**Written exercise**
Pick out the lines below that include the string "title".

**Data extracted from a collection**
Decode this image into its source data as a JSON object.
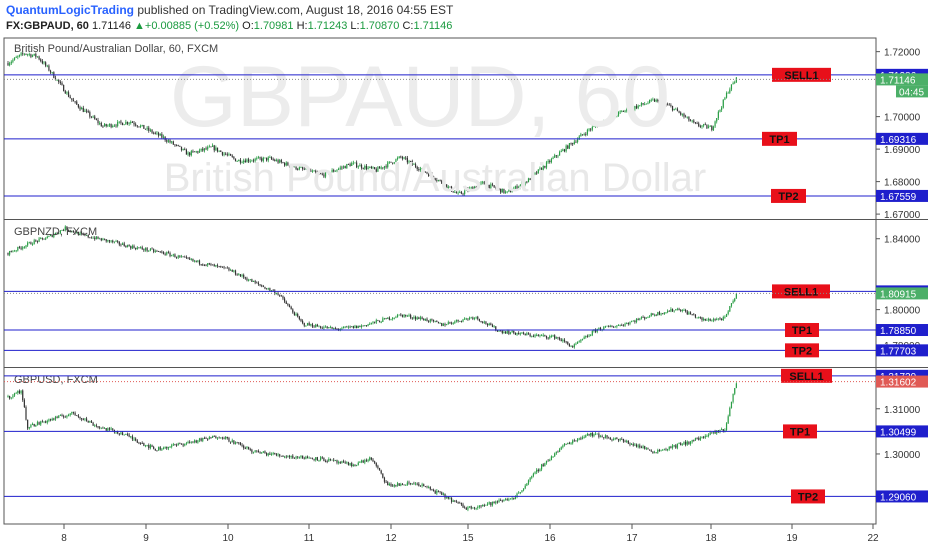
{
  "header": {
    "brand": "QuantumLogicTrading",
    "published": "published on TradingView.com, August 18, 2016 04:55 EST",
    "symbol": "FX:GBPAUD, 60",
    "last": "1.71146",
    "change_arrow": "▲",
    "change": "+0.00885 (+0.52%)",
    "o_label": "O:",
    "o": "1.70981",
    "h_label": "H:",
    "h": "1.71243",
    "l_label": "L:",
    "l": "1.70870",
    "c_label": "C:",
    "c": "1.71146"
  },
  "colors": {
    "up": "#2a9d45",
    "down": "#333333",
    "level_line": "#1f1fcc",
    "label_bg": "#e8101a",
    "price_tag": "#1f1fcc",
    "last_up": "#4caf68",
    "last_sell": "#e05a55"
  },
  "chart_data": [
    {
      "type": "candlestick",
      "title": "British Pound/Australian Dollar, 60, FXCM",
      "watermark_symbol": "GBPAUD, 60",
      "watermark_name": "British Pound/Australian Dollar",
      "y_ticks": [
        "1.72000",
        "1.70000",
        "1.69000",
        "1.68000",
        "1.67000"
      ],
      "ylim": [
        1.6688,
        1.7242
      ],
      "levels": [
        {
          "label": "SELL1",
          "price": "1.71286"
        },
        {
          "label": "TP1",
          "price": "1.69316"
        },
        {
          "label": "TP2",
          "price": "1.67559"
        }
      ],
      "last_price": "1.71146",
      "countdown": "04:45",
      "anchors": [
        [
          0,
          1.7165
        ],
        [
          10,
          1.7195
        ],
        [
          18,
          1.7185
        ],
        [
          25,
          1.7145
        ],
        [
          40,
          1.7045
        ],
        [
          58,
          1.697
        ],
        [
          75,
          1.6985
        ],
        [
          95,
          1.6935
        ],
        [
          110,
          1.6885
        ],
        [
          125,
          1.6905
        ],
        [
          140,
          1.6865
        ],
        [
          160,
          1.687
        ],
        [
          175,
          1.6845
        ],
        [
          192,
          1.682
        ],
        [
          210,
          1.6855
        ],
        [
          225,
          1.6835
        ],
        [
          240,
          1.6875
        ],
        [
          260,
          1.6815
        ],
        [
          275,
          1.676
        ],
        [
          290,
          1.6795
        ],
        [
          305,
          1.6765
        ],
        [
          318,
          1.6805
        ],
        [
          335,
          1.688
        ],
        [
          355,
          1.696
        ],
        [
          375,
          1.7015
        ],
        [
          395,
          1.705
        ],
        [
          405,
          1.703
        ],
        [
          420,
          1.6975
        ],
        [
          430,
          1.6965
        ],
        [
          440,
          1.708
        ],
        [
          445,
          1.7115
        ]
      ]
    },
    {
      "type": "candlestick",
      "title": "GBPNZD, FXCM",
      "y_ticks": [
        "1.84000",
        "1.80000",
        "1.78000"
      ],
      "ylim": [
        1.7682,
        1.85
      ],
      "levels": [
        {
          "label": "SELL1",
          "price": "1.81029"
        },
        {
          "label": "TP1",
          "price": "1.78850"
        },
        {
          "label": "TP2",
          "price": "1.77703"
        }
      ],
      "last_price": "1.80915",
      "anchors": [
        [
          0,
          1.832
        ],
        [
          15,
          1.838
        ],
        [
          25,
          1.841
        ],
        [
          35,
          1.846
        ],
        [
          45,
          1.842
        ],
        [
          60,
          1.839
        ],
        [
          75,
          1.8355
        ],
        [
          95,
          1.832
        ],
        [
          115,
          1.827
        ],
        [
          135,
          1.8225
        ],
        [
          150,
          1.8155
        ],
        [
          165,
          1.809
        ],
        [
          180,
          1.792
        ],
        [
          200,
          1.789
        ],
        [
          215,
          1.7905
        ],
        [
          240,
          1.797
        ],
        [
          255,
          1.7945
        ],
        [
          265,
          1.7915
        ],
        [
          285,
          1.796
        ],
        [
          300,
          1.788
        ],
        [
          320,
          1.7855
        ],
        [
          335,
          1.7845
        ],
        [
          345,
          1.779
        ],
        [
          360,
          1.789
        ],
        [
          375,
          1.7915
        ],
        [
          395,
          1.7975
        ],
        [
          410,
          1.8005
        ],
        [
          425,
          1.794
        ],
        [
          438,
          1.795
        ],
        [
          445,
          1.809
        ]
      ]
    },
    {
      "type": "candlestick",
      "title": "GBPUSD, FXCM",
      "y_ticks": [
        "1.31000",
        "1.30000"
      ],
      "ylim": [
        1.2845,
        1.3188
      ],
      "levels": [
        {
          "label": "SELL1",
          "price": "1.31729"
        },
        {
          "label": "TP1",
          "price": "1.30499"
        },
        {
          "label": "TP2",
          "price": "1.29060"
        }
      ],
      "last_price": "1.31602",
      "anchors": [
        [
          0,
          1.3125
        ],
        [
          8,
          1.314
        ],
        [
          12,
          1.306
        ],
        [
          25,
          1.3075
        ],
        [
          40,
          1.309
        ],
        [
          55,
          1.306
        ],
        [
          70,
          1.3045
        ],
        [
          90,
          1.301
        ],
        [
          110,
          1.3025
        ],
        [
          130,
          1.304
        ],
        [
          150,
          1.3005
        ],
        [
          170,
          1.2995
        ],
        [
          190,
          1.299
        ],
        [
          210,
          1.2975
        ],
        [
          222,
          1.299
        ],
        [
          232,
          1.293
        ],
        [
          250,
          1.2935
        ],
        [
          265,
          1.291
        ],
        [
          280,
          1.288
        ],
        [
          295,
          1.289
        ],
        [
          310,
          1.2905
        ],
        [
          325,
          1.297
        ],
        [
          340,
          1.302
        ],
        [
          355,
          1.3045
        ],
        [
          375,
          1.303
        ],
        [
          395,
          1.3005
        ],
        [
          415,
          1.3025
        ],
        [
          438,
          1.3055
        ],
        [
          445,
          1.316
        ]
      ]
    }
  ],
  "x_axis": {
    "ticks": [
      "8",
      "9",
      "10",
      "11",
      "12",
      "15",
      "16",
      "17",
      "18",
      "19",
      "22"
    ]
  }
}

--

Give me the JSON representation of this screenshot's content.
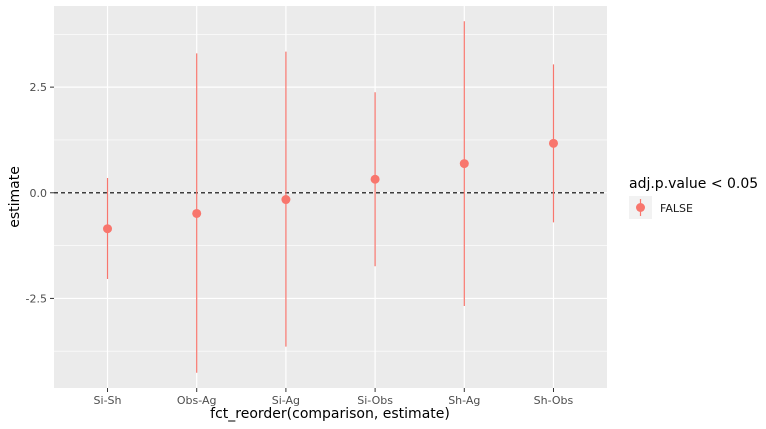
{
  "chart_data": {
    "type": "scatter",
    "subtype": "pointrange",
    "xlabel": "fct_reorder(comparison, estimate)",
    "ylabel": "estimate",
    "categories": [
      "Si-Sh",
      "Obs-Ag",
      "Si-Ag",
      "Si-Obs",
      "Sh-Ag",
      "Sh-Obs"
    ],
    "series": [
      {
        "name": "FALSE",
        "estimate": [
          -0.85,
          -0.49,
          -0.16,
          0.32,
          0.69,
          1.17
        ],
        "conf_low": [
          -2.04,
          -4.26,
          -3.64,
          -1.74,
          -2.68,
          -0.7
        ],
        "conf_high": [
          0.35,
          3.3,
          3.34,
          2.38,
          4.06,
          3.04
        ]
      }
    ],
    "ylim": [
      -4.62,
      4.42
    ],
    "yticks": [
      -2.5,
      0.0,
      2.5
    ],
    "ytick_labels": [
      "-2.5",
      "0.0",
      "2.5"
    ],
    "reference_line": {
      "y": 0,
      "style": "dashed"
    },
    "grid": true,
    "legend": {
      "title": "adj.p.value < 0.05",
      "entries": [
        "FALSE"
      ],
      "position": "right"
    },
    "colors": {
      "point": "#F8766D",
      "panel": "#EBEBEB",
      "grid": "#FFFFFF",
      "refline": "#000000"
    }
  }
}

==

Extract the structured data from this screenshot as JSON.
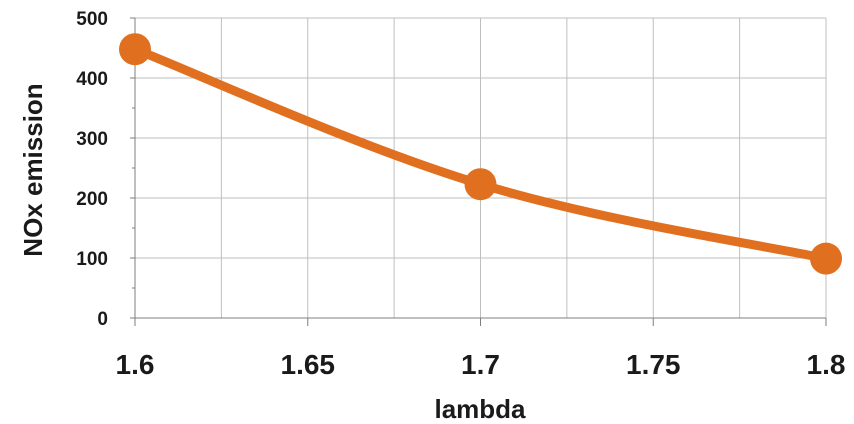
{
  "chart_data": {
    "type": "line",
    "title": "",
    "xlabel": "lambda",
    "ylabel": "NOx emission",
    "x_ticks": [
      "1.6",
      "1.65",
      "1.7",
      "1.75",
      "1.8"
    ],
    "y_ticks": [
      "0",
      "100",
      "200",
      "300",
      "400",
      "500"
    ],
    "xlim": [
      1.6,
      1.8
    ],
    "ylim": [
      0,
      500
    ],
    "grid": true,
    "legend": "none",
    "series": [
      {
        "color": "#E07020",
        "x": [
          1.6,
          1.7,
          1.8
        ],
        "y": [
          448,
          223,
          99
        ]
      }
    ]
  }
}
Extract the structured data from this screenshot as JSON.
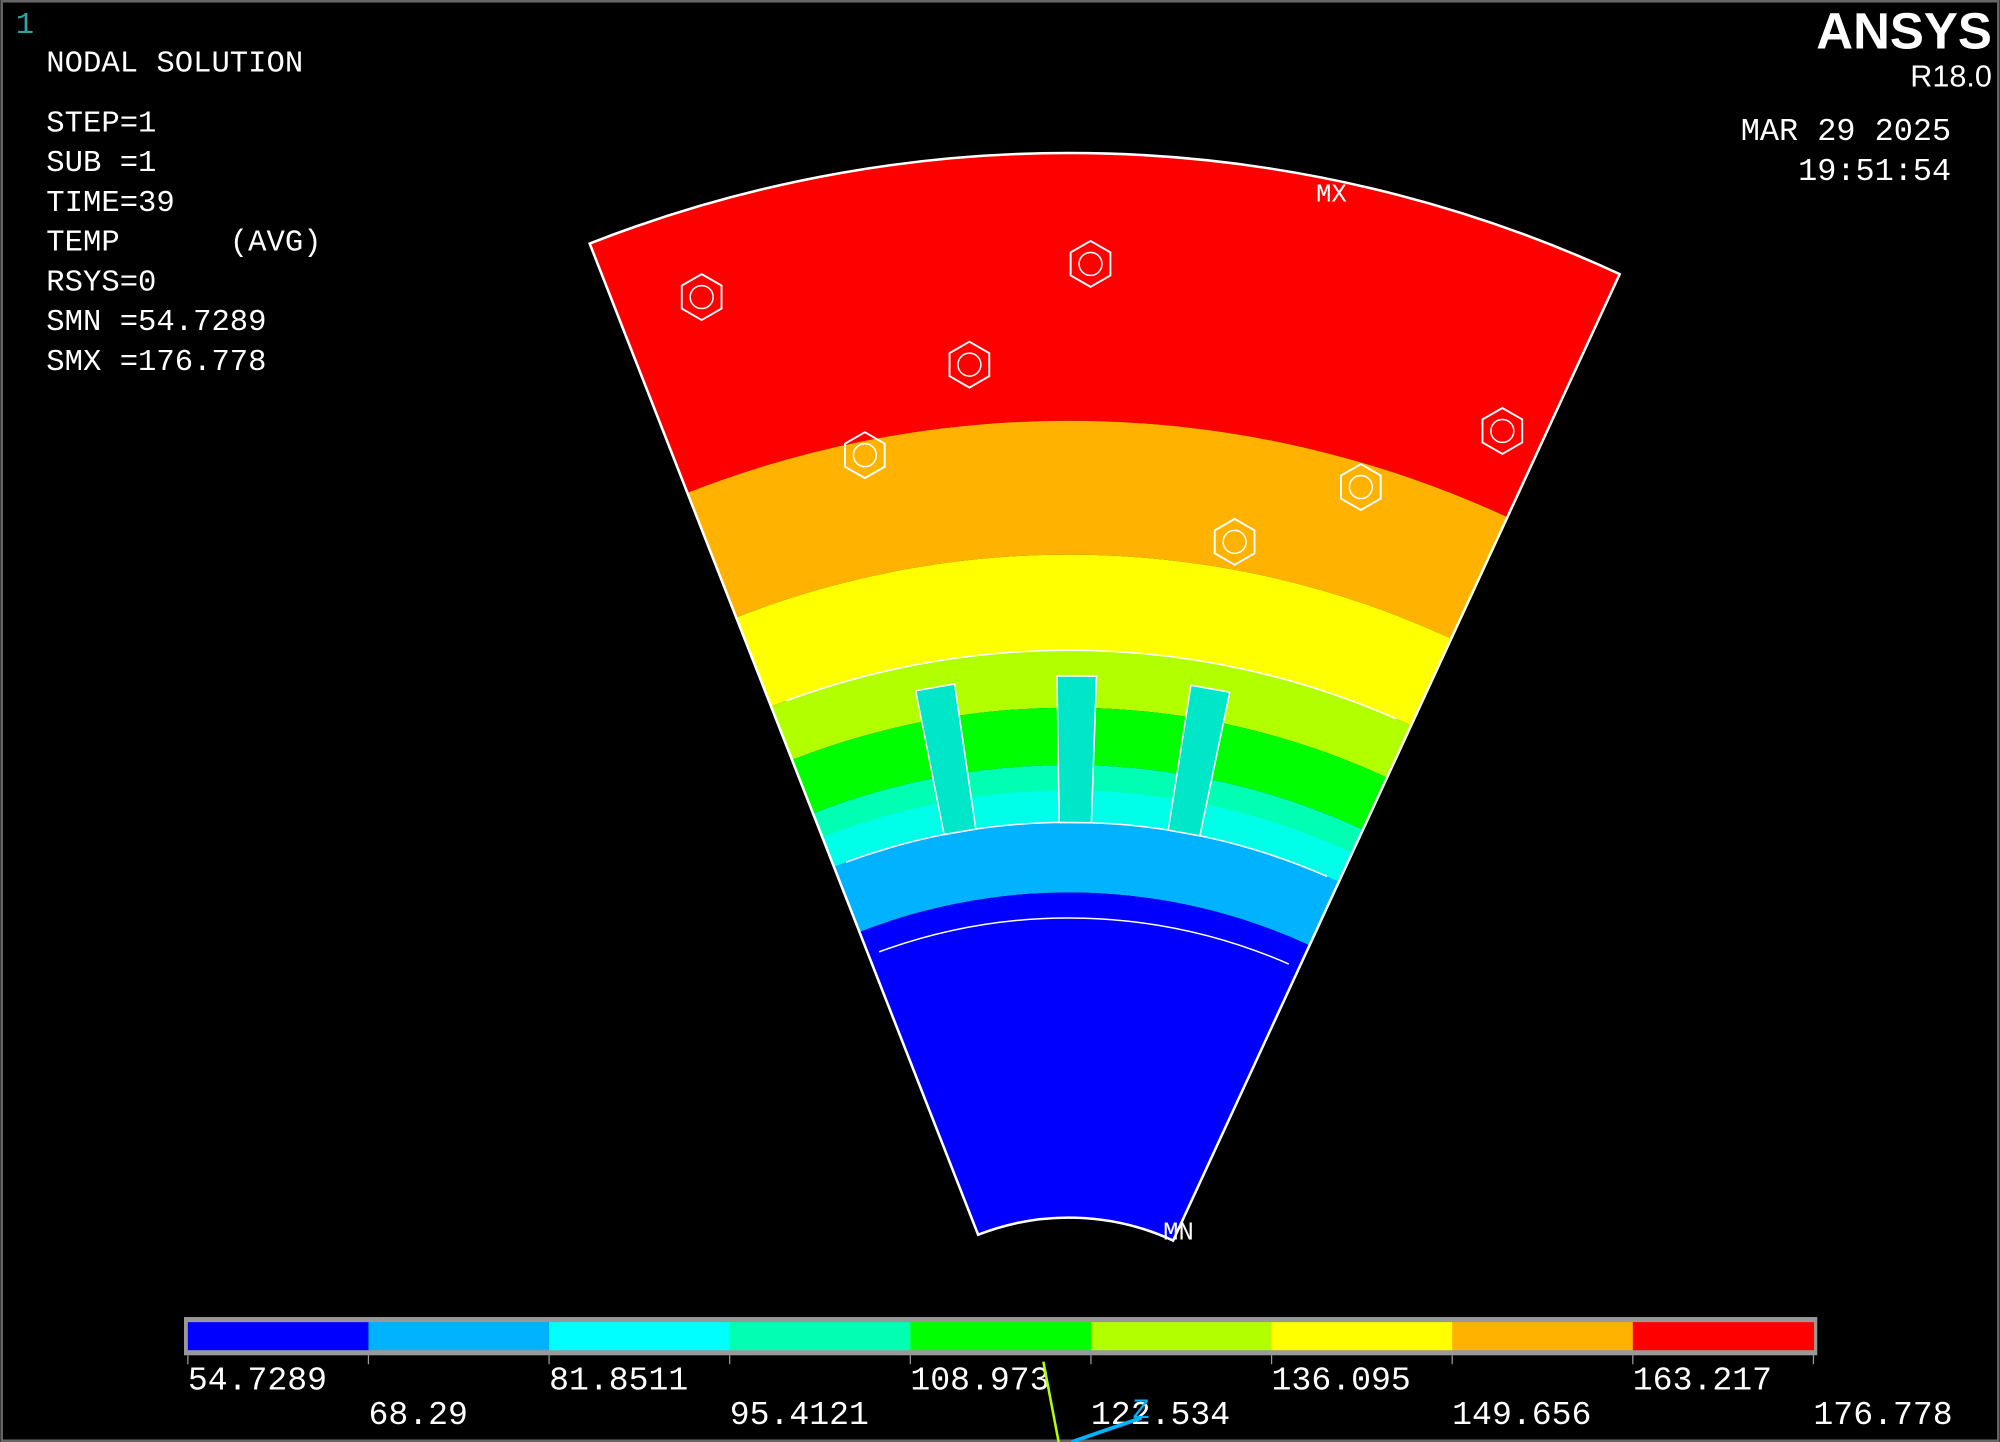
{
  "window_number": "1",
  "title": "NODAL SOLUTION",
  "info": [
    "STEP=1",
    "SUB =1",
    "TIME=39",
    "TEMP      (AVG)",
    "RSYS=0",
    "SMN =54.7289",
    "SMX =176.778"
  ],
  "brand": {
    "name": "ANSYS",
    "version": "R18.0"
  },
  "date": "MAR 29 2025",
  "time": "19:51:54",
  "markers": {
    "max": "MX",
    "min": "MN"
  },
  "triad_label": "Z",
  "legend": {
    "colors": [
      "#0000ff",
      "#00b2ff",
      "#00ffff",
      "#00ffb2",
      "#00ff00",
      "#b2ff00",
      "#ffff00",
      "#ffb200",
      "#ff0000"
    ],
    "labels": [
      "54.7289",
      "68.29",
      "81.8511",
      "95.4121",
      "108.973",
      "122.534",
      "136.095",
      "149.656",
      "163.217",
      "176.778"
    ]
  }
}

**Answer**
      "title": "British Pound/Australian Dollar, 60, FXCM",
      "title": "GBPNZD, FXCM",
      "title": "GBPUSD, FXCM",
      "title": "adj.p.value < 0.05",
    "title": "",
  "title": "NODAL SOLUTION",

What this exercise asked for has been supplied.